Short exercise 1:
Select every line of the rows below that contains the string "drawer", matching case exactly.

- Tutti Frutti DVD cover
- Genre: Comedy/Drama
- Written by: John Byrne
- Directed by: Tony Smith
- Starring: Robbie Coltrane Emma Thompson
- Theme music composer: Zoot Money
- Country of origin: Scotland
- Original language: English
- No. of episodes: 6

Production
- Producer: Andy Park
- Running time: 60–68 mins
- Production company: BBC Scotland

Original release
- Release: 3 March – 7 April 1987

= Tutti Frutti (1987 TV series) =

1987 British TV drama series

Tutti Frutti is a BBC Scotland six-part drama series, transmitted in 1987 and written by John Byrne. It starred Robbie Coltrane, Emma Thompson, Maurice Roëves, Richard Wilson and Katy Murphy. It won six BAFTAs and brought many of the cast to national prominence.

==Plot==
The Majestics, a legendary Scots rock 'n' roll band, are on the eve of their 1986 "Silver Jubilee" tour, and find themselves in trouble when their lead singer, Big Jazza McGlone (Coltrane), is killed in a car crash.

Short exercise 2:
Reproduce the Tutti Frutti article from "Original release" to "a car crash.", substituting "Monarchs" for "Majestics".

(Dataset records)

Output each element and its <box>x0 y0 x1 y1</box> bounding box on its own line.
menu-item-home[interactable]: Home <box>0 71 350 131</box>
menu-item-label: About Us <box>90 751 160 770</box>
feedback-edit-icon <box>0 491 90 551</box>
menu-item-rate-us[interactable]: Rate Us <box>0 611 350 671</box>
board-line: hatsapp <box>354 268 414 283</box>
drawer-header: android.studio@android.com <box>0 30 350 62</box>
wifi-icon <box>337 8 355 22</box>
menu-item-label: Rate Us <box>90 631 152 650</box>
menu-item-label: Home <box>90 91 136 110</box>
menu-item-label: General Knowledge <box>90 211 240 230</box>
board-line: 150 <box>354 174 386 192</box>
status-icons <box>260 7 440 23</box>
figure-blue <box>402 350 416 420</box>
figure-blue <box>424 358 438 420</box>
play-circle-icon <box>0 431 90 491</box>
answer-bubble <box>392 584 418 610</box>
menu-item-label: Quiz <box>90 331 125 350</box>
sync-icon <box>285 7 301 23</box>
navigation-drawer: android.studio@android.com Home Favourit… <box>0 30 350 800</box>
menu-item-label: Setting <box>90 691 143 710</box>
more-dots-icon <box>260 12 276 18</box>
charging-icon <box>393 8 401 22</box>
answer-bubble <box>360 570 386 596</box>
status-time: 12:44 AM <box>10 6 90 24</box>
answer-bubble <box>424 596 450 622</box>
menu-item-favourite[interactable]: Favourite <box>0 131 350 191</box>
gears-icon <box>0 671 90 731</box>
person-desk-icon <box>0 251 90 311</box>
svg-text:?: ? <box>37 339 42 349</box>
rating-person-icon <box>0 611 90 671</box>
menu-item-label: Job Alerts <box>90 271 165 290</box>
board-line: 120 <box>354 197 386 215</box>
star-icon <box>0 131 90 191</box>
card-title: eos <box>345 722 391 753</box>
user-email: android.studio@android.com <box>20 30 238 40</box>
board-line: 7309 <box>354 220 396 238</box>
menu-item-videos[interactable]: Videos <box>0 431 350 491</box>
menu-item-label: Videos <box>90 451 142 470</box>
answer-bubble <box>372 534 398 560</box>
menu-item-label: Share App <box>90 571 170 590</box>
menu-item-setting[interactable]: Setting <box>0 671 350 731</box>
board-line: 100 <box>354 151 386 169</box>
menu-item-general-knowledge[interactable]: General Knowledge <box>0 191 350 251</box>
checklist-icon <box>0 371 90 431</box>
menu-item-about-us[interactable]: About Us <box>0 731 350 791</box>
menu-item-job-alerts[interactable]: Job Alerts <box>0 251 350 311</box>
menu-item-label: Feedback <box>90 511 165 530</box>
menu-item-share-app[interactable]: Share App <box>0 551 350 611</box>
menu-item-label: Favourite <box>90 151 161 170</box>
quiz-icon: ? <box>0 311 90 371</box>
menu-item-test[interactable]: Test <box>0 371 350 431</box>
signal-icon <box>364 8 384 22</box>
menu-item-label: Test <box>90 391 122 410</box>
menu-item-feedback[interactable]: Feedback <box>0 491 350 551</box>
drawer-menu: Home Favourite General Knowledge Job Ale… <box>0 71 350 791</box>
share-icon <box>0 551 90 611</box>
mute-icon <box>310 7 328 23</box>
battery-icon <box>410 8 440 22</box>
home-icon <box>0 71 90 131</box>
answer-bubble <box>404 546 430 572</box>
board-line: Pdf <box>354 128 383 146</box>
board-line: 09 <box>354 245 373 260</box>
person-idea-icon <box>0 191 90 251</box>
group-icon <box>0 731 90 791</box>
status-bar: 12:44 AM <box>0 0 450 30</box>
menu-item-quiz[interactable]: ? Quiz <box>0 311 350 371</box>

Expected answer 1:
drawer-header: android.studio@android.com <box>0 30 350 62</box>
navigation-drawer: android.studio@android.com Home Favourit… <box>0 30 350 800</box>
drawer-menu: Home Favourite General Knowledge Job Ale… <box>0 71 350 791</box>

Expected answer 2:
Original release
- Release: 3 March – 7 April 1987

= Tutti Frutti (1987 TV series) =

1987 British TV drama series

Tutti Frutti is a BBC Scotland six-part drama series, transmitted in 1987 and written by John Byrne. It starred Robbie Coltrane, Emma Thompson, Maurice Roëves, Richard Wilson and Katy Murphy. It won six BAFTAs and brought many of the cast to national prominence.

==Plot==
The Monarchs, a legendary Scots rock 'n' roll band, are on the eve of their 1986 "Silver Jubilee" tour, and find themselves in trouble when their lead singer, Big Jazza McGlone (Coltrane), is killed in a car crash.